## [TAREFA PROPOSTA 1]
Traduza para o inglês esta frase do texto sobre Drummond: "Claro, está fora de questão, como sempre esteve para mim, a importância da obra de Drummond na poesia moderna em geral."
## [TAREFA PROPOSTA 2]
De acordo com o texto sobre Drummond, que atividade manteve o poeta na mídia durante a longa noite ditatorial?
## [TAREFA PROPOSTA 3]
Retome o texto sobre Drummond a partir da última frase apresentada e dê continuidade à argumentação.

DEBATE | Anelito de Oliveira

Apropriações de Drummond


O que está acontecendo com a cultura brasileira hoje? Por que tanta recorrência a Drummond? Claro, está fora de questão, como sempre esteve para mim, a importância da obra de Drummond na poesia moderna em geral. Mas durante muito tempo - dos anos 60 aos 90 -, Drummond era mais uma fotografia na parede das elites culturais brasileiras do que um poeta para se ler e se cultuar. Aliás, era mais uma personalidade poética, uma imagem romantizada de poeta, que uma obra. Se não fosse a atividade de cronista, Drummond sequer tinha ficado na mídia durante a longa noite ditatorial, período em que escreveu, inclusive, muita poesia de péssima qualidade, como os versos de circunstância em homenagem a figuras econômica e politicamente importantes.

## [DADOS FORNECIDOS]

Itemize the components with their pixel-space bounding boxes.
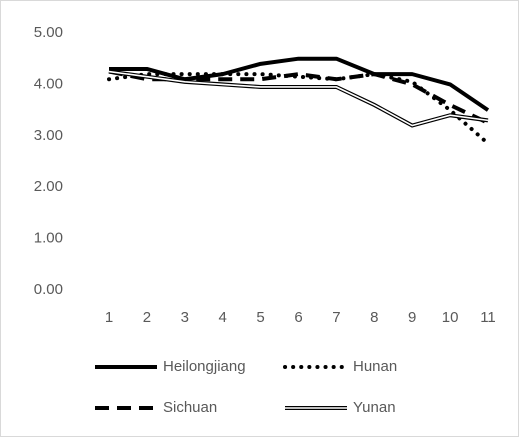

## [RESPOSTA ESCRITA 1]
Of course, the importance of Drummond's work in modern poetry in general is beyond question, as it always has been for me.

## [RESPOSTA ESCRITA 2]
A atividade de cronista.

## [RESPOSTA ESCRITA 3]
Hoje, há uma tendência a um culto incondicional a Drummond, acrítico, que parece ter a ver com a eterna consciência culpada das elites brasileiras. Parece que a proposta é perceber um Drummond-porto-seguro, altamente positivo, que, se existe, nunca foi nem será o mais interessante. O que interessa é o Drummond instável, que não encontra explicação para nada, que está sempre à beira do suicídio, o Drummond-José que se reconhece confrontado com as estruturas sociais de um país velho demais, colonial demais, casagrande demais, mineiro demais. O que interessa - e parece que não é o que está interessando nas apropriações conservadoras, acadêmicas, indébitas, de Drummond - é o Drummond que escreveu: "o ódio é o melhor de mim". 
Que Caetano, Chico e Fernanda, que não ignoram o fundamento agonístico da experiência poética, contribuam para mostrar a todo um povo boçal - deseducado pela Globo, pelos Cadernos Culturais e por medíocres professores de literatura - quem é realmente o poeta Drummond que tanto respeitamos.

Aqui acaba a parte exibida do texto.